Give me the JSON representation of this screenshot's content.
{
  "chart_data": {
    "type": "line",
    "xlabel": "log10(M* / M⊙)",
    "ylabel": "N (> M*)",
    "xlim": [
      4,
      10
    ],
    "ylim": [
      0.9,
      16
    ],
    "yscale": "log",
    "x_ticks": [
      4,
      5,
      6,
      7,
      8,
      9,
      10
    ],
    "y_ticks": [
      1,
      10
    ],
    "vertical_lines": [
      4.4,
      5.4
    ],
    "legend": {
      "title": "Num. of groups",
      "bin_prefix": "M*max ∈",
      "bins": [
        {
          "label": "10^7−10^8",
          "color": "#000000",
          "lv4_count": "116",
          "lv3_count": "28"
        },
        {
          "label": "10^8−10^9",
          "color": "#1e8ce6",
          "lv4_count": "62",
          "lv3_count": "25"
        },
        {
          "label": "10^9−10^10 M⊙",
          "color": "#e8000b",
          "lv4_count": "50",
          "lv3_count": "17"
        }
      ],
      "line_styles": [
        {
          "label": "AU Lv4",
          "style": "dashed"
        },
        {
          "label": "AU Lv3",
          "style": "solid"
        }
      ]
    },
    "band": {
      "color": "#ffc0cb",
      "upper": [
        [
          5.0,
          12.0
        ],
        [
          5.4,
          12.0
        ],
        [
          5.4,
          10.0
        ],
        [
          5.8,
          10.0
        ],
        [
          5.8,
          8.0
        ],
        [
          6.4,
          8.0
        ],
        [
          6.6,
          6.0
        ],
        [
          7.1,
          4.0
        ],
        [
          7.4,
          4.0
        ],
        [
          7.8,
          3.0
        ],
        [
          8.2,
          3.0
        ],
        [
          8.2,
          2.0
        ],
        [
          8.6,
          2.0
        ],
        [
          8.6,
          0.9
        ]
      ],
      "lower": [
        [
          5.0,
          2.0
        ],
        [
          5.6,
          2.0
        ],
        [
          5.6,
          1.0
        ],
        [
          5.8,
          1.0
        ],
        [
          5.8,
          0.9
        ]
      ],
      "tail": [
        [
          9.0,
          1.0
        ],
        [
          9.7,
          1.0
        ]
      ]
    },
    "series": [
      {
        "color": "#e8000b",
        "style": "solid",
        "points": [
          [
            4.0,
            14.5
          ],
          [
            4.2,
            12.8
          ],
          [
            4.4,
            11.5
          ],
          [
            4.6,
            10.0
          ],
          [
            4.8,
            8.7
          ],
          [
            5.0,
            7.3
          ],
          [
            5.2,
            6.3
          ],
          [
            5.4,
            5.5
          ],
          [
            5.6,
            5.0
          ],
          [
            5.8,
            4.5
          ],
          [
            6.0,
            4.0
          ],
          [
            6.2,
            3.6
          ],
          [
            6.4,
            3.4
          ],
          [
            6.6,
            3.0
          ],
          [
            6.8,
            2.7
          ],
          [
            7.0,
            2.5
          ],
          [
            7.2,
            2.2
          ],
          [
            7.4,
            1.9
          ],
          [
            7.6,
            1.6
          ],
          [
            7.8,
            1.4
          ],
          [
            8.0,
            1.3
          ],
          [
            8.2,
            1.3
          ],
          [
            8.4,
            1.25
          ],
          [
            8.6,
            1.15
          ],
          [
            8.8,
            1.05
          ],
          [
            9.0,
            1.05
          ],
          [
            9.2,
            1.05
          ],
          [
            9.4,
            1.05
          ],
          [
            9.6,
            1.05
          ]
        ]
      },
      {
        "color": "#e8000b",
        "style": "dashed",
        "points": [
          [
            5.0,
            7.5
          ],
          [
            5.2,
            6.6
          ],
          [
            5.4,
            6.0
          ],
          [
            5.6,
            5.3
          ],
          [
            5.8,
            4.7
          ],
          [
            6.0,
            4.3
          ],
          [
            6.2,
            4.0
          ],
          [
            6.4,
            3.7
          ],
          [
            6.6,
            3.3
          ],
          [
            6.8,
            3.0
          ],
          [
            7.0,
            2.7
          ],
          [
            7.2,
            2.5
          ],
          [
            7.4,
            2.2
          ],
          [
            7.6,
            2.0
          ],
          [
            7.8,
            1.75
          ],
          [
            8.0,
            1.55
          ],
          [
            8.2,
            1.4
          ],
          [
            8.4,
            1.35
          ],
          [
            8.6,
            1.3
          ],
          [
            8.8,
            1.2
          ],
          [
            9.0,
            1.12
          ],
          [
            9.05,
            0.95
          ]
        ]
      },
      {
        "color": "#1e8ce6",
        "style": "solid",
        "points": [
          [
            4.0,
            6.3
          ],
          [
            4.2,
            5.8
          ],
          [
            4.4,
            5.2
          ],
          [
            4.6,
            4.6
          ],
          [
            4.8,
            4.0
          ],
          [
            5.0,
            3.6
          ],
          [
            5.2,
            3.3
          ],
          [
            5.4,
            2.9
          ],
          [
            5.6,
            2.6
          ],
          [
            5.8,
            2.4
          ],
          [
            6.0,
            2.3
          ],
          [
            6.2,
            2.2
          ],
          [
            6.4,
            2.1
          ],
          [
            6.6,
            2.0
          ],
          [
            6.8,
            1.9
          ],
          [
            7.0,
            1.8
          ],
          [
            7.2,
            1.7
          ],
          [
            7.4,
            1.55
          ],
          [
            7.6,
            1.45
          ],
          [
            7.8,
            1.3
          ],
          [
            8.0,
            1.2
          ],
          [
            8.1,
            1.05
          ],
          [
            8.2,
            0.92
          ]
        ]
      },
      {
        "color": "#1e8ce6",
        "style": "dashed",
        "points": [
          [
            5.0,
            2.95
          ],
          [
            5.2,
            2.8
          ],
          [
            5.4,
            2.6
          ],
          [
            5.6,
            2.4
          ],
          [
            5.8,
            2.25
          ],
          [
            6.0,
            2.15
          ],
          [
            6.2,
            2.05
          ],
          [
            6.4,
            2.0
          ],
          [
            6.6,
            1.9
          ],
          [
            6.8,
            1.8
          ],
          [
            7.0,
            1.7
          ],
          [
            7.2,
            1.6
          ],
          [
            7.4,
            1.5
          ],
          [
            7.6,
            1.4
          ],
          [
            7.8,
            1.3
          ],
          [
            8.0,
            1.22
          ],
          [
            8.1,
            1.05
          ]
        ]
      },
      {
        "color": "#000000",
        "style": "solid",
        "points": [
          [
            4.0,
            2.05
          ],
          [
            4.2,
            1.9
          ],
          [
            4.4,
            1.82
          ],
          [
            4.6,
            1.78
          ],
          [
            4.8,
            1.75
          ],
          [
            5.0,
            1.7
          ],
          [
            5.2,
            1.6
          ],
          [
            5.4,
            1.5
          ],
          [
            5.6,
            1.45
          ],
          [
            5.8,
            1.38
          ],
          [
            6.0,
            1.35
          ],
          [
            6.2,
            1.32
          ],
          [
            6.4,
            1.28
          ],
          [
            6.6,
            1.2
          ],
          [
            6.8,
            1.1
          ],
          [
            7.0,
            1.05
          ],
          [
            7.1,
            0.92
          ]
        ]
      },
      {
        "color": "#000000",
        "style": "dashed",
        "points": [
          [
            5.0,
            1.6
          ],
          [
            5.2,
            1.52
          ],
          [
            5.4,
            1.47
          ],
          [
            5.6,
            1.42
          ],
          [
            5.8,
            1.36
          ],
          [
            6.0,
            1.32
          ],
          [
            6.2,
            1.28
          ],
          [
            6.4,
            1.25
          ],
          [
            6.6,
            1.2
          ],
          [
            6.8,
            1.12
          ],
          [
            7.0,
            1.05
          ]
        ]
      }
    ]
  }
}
------------------------------------
Go through the listing and print each line exactly as it appears.

» EXERCISE RESPONSE
Give me the JSON representation of this screenshot's content.
{
  "chart_data": {
    "type": "line",
    "xlabel": "log10(M* / M⊙)",
    "ylabel": "N (> M*)",
    "xlim": [
      4,
      10
    ],
    "ylim": [
      0.9,
      16
    ],
    "yscale": "log",
    "x_ticks": [
      4,
      5,
      6,
      7,
      8,
      9,
      10
    ],
    "y_ticks": [
      1,
      10
    ],
    "vertical_lines": [
      4.4,
      5.4
    ],
    "legend": {
      "title": "Num. of groups",
      "bin_prefix": "M*max ∈",
      "bins": [
        {
          "label": "10^7−10^8",
          "color": "#000000",
          "lv4_count": "116",
          "lv3_count": "28"
        },
        {
          "label": "10^8−10^9",
          "color": "#1e8ce6",
          "lv4_count": "62",
          "lv3_count": "25"
        },
        {
          "label": "10^9−10^10 M⊙",
          "color": "#e8000b",
          "lv4_count": "50",
          "lv3_count": "17"
        }
      ],
      "line_styles": [
        {
          "label": "AU Lv4",
          "style": "dashed"
        },
        {
          "label": "AU Lv3",
          "style": "solid"
        }
      ]
    },
    "band": {
      "color": "#ffc0cb",
      "upper": [
        [
          5.0,
          12.0
        ],
        [
          5.4,
          12.0
        ],
        [
          5.4,
          10.0
        ],
        [
          5.8,
          10.0
        ],
        [
          5.8,
          8.0
        ],
        [
          6.4,
          8.0
        ],
        [
          6.6,
          6.0
        ],
        [
          7.1,
          4.0
        ],
        [
          7.4,
          4.0
        ],
        [
          7.8,
          3.0
        ],
        [
          8.2,
          3.0
        ],
        [
          8.2,
          2.0
        ],
        [
          8.6,
          2.0
        ],
        [
          8.6,
          0.9
        ]
      ],
      "lower": [
        [
          5.0,
          2.0
        ],
        [
          5.6,
          2.0
        ],
        [
          5.6,
          1.0
        ],
        [
          5.8,
          1.0
        ],
        [
          5.8,
          0.9
        ]
      ],
      "tail": [
        [
          9.0,
          1.0
        ],
        [
          9.7,
          1.0
        ]
      ]
    },
    "series": [
      {
        "color": "#e8000b",
        "style": "solid",
        "points": [
          [
            4.0,
            14.5
          ],
          [
            4.2,
            12.8
          ],
          [
            4.4,
            11.5
          ],
          [
            4.6,
            10.0
          ],
          [
            4.8,
            8.7
          ],
          [
            5.0,
            7.3
          ],
          [
            5.2,
            6.3
          ],
          [
            5.4,
            5.5
          ],
          [
            5.6,
            5.0
          ],
          [
            5.8,
            4.5
          ],
          [
            6.0,
            4.0
          ],
          [
            6.2,
            3.6
          ],
          [
            6.4,
            3.4
          ],
          [
            6.6,
            3.0
          ],
          [
            6.8,
            2.7
          ],
          [
            7.0,
            2.5
          ],
          [
            7.2,
            2.2
          ],
          [
            7.4,
            1.9
          ],
          [
            7.6,
            1.6
          ],
          [
            7.8,
            1.4
          ],
          [
            8.0,
            1.3
          ],
          [
            8.2,
            1.3
          ],
          [
            8.4,
            1.25
          ],
          [
            8.6,
            1.15
          ],
          [
            8.8,
            1.05
          ],
          [
            9.0,
            1.05
          ],
          [
            9.2,
            1.05
          ],
          [
            9.4,
            1.05
          ],
          [
            9.6,
            1.05
          ]
        ]
      },
      {
        "color": "#e8000b",
        "style": "dashed",
        "points": [
          [
            5.0,
            7.5
          ],
          [
            5.2,
            6.6
          ],
          [
            5.4,
            6.0
          ],
          [
            5.6,
            5.3
          ],
          [
            5.8,
            4.7
          ],
          [
            6.0,
            4.3
          ],
          [
            6.2,
            4.0
          ],
          [
            6.4,
            3.7
          ],
          [
            6.6,
            3.3
          ],
          [
            6.8,
            3.0
          ],
          [
            7.0,
            2.7
          ],
          [
            7.2,
            2.5
          ],
          [
            7.4,
            2.2
          ],
          [
            7.6,
            2.0
          ],
          [
            7.8,
            1.75
          ],
          [
            8.0,
            1.55
          ],
          [
            8.2,
            1.4
          ],
          [
            8.4,
            1.35
          ],
          [
            8.6,
            1.3
          ],
          [
            8.8,
            1.2
          ],
          [
            9.0,
            1.12
          ],
          [
            9.05,
            0.95
          ]
        ]
      },
      {
        "color": "#1e8ce6",
        "style": "solid",
        "points": [
          [
            4.0,
            6.3
          ],
          [
            4.2,
            5.8
          ],
          [
            4.4,
            5.2
          ],
          [
            4.6,
            4.6
          ],
          [
            4.8,
            4.0
          ],
          [
            5.0,
            3.6
          ],
          [
            5.2,
            3.3
          ],
          [
            5.4,
            2.9
          ],
          [
            5.6,
            2.6
          ],
          [
            5.8,
            2.4
          ],
          [
            6.0,
            2.3
          ],
          [
            6.2,
            2.2
          ],
          [
            6.4,
            2.1
          ],
          [
            6.6,
            2.0
          ],
          [
            6.8,
            1.9
          ],
          [
            7.0,
            1.8
          ],
          [
            7.2,
            1.7
          ],
          [
            7.4,
            1.55
          ],
          [
            7.6,
            1.45
          ],
          [
            7.8,
            1.3
          ],
          [
            8.0,
            1.2
          ],
          [
            8.1,
            1.05
          ],
          [
            8.2,
            0.92
          ]
        ]
      },
      {
        "color": "#1e8ce6",
        "style": "dashed",
        "points": [
          [
            5.0,
            2.95
          ],
          [
            5.2,
            2.8
          ],
          [
            5.4,
            2.6
          ],
          [
            5.6,
            2.4
          ],
          [
            5.8,
            2.25
          ],
          [
            6.0,
            2.15
          ],
          [
            6.2,
            2.05
          ],
          [
            6.4,
            2.0
          ],
          [
            6.6,
            1.9
          ],
          [
            6.8,
            1.8
          ],
          [
            7.0,
            1.7
          ],
          [
            7.2,
            1.6
          ],
          [
            7.4,
            1.5
          ],
          [
            7.6,
            1.4
          ],
          [
            7.8,
            1.3
          ],
          [
            8.0,
            1.22
          ],
          [
            8.1,
            1.05
          ]
        ]
      },
      {
        "color": "#000000",
        "style": "solid",
        "points": [
          [
            4.0,
            2.05
          ],
          [
            4.2,
            1.9
          ],
          [
            4.4,
            1.82
          ],
          [
            4.6,
            1.78
          ],
          [
            4.8,
            1.75
          ],
          [
            5.0,
            1.7
          ],
          [
            5.2,
            1.6
          ],
          [
            5.4,
            1.5
          ],
          [
            5.6,
            1.45
          ],
          [
            5.8,
            1.38
          ],
          [
            6.0,
            1.35
          ],
          [
            6.2,
            1.32
          ],
          [
            6.4,
            1.28
          ],
          [
            6.6,
            1.2
          ],
          [
            6.8,
            1.1
          ],
          [
            7.0,
            1.05
          ],
          [
            7.1,
            0.92
          ]
        ]
      },
      {
        "color": "#000000",
        "style": "dashed",
        "points": [
          [
            5.0,
            1.6
          ],
          [
            5.2,
            1.52
          ],
          [
            5.4,
            1.47
          ],
          [
            5.6,
            1.42
          ],
          [
            5.8,
            1.36
          ],
          [
            6.0,
            1.32
          ],
          [
            6.2,
            1.28
          ],
          [
            6.4,
            1.25
          ],
          [
            6.6,
            1.2
          ],
          [
            6.8,
            1.12
          ],
          [
            7.0,
            1.05
          ]
        ]
      }
    ]
  }
}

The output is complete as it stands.